**PROBLEM DETAILS:**
Present the following entries again, word for word and in full.
>> Start PROVIDED INFORMATION
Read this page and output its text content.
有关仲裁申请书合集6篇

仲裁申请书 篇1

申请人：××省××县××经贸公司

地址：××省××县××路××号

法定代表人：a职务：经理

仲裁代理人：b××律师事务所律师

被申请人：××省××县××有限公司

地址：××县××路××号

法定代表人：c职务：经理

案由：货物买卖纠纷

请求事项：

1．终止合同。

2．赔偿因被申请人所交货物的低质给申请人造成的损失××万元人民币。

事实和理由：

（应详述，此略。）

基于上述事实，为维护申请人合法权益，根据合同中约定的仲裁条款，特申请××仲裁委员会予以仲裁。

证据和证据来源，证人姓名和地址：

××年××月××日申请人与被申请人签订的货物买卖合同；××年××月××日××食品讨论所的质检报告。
>> End PROVIDED INFORMATION
**WRITTEN ANSWER:**
Read this page and output its text content.
有关仲裁申请书合集6篇

仲裁申请书 篇1

申请人：××省××县××经贸公司

地址：××省××县××路××号

法定代表人：a职务：经理

仲裁代理人：b××律师事务所律师

被申请人：××省××县××有限公司

地址：××县××路××号

法定代表人：c职务：经理

案由：货物买卖纠纷

请求事项：

1．终止合同。

2．赔偿因被申请人所交货物的低质给申请人造成的损失××万元人民币。

事实和理由：

（应详述，此略。）

基于上述事实，为维护申请人合法权益，根据合同中约定的仲裁条款，特申请××仲裁委员会予以仲裁。

证据和证据来源，证人姓名和地址：

××年××月××日申请人与被申请人签订的货物买卖合同；××年××月××日××食品讨论所的质检报告。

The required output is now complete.